- **The problem**: Please find all lines in the data that hold the string "wellbeing" and copy them.

**** Material ****

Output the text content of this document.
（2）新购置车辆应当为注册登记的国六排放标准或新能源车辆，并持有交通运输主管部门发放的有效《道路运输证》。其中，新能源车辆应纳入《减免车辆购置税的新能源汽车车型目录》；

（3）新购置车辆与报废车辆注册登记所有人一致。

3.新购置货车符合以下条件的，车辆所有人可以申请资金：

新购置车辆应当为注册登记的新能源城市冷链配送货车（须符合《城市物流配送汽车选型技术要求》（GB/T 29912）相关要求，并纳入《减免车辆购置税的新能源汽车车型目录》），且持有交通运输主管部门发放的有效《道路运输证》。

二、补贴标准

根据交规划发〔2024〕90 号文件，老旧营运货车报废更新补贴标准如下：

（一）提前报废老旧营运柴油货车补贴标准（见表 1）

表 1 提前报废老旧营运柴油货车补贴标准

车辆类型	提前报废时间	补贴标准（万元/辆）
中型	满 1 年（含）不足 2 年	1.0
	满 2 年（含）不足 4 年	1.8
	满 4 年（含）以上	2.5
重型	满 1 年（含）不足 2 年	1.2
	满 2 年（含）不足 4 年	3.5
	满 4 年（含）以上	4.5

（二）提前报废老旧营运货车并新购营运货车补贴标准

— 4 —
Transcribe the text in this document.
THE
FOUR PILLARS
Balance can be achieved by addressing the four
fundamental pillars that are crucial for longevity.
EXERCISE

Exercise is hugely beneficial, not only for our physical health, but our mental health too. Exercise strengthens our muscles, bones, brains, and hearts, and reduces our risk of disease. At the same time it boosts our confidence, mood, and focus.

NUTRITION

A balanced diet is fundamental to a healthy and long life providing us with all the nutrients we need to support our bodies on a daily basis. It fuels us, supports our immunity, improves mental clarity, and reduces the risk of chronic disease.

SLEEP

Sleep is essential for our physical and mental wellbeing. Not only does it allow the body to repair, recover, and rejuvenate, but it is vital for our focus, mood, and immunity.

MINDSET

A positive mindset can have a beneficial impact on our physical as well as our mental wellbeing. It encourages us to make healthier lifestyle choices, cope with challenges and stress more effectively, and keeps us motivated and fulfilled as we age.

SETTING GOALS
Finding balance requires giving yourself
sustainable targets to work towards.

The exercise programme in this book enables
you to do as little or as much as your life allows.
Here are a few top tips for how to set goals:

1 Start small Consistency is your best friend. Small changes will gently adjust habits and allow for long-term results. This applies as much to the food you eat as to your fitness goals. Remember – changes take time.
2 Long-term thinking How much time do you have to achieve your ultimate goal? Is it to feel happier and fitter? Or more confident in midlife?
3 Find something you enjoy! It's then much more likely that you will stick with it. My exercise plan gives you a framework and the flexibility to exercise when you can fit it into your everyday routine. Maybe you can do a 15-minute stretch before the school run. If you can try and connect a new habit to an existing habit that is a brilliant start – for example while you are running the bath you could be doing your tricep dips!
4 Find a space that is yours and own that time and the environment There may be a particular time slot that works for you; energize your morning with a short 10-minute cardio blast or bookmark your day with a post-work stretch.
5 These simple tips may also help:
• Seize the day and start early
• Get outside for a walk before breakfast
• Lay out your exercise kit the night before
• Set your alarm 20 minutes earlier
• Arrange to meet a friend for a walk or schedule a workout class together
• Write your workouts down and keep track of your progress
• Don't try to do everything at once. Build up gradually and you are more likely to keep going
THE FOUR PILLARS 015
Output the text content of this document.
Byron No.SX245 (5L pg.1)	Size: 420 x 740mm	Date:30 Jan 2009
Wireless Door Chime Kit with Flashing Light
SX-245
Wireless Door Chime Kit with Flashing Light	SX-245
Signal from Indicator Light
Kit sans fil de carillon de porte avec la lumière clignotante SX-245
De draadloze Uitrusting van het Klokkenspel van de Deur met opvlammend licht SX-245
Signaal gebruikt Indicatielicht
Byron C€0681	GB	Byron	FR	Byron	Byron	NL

****

- **Task output**:
Sleep is essential for our physical and mental wellbeing. Not only does it allow the body to repair, recover, and rejuvenate, but it is vital for our focus, mood, and immunity.
A positive mindset can have a beneficial impact on our physical as well as our mental wellbeing. It encourages us to make healthier lifestyle choices, cope with challenges and stress more effectively, and keeps us motivated and fulfilled as we age.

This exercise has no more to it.